| Exercise brief |
Find the lines with "utility" in them and copy them out.

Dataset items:
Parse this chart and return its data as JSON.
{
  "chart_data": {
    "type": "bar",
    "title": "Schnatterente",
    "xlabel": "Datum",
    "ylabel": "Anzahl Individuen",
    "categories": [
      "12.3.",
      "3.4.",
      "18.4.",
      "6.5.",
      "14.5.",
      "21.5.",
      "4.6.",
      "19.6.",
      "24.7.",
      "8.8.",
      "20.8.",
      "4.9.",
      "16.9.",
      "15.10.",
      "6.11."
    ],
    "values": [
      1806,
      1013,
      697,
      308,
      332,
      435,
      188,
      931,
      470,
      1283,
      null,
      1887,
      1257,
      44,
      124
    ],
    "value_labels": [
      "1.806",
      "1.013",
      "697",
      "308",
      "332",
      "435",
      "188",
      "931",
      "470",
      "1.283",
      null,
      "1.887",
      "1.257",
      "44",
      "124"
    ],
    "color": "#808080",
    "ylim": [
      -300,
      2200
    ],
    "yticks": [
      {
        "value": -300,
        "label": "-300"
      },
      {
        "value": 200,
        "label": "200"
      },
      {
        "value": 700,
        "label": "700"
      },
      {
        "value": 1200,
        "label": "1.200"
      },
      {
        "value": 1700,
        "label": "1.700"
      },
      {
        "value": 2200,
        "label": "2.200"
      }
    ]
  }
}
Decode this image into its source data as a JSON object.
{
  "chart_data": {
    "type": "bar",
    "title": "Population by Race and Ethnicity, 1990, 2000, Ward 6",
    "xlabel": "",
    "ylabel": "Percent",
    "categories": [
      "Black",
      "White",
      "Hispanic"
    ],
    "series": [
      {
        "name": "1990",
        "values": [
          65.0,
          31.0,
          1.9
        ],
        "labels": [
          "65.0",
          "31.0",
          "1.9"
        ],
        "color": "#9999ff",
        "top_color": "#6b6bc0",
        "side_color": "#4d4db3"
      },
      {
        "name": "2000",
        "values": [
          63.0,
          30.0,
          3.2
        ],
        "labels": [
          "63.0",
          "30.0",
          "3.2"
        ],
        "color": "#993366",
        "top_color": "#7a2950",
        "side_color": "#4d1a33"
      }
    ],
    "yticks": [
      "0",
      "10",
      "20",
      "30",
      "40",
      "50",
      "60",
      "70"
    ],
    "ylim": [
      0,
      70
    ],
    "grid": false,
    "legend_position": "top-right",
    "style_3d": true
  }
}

* * *

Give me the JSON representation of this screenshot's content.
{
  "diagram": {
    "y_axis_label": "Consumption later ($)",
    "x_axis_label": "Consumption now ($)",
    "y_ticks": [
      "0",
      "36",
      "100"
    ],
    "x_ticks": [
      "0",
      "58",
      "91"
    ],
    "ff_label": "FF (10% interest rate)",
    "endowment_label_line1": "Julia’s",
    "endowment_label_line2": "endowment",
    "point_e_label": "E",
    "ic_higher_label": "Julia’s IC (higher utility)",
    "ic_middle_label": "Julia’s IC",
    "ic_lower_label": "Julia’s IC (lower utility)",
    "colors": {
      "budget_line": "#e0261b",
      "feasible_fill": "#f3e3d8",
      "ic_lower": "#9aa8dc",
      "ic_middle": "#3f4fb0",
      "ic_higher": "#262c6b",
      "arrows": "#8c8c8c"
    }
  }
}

==

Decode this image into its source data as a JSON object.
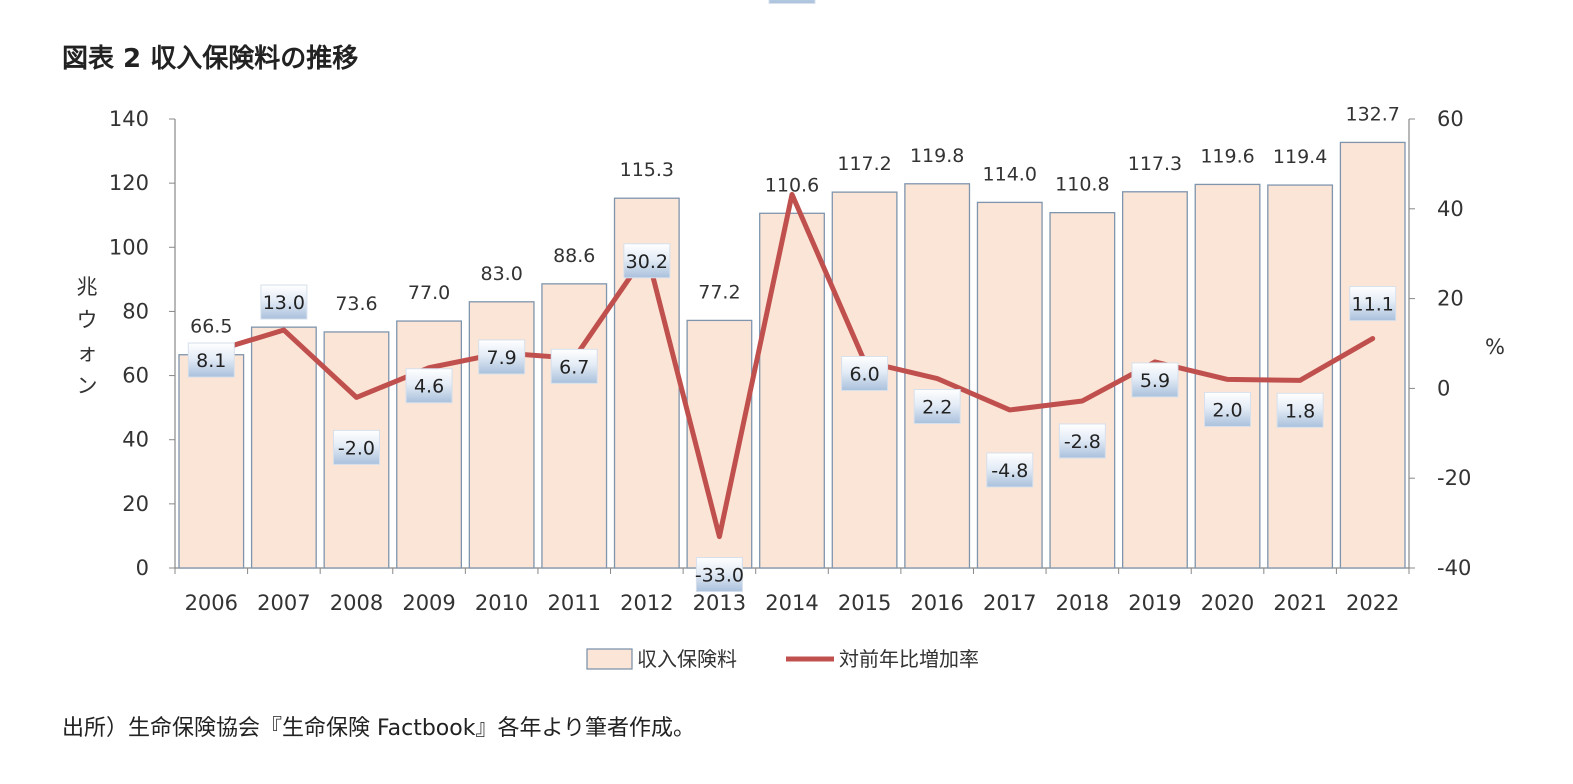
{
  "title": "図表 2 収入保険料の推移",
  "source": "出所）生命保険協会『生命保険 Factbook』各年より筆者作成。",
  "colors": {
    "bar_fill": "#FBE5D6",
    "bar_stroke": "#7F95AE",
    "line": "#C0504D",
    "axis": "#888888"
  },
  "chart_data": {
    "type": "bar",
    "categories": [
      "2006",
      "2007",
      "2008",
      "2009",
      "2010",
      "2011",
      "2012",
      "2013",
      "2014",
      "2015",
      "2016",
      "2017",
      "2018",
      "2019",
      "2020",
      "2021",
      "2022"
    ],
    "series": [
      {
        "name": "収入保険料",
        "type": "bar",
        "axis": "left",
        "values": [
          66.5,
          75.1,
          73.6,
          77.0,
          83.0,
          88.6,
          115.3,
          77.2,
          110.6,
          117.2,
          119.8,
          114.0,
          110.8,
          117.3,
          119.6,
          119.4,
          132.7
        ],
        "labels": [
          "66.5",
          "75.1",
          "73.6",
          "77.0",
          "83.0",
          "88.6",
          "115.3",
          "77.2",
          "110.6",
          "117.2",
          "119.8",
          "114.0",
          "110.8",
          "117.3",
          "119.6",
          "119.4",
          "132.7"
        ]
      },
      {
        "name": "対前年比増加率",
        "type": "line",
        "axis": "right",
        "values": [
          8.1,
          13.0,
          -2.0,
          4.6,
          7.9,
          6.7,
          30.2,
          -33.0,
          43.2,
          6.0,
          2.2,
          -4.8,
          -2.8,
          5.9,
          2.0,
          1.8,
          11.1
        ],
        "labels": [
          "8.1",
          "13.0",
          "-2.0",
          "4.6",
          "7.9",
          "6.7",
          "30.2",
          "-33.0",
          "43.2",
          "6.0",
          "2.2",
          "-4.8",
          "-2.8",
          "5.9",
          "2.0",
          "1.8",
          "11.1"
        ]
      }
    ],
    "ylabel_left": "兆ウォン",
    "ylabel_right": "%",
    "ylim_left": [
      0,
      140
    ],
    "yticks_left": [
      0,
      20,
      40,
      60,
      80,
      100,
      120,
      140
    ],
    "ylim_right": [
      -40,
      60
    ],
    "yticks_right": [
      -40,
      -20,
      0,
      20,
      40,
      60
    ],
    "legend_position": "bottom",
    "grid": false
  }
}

| The output |
    "ic_higher_label": "Julia’s IC (higher utility)",
    "ic_lower_label": "Julia’s IC (lower utility)",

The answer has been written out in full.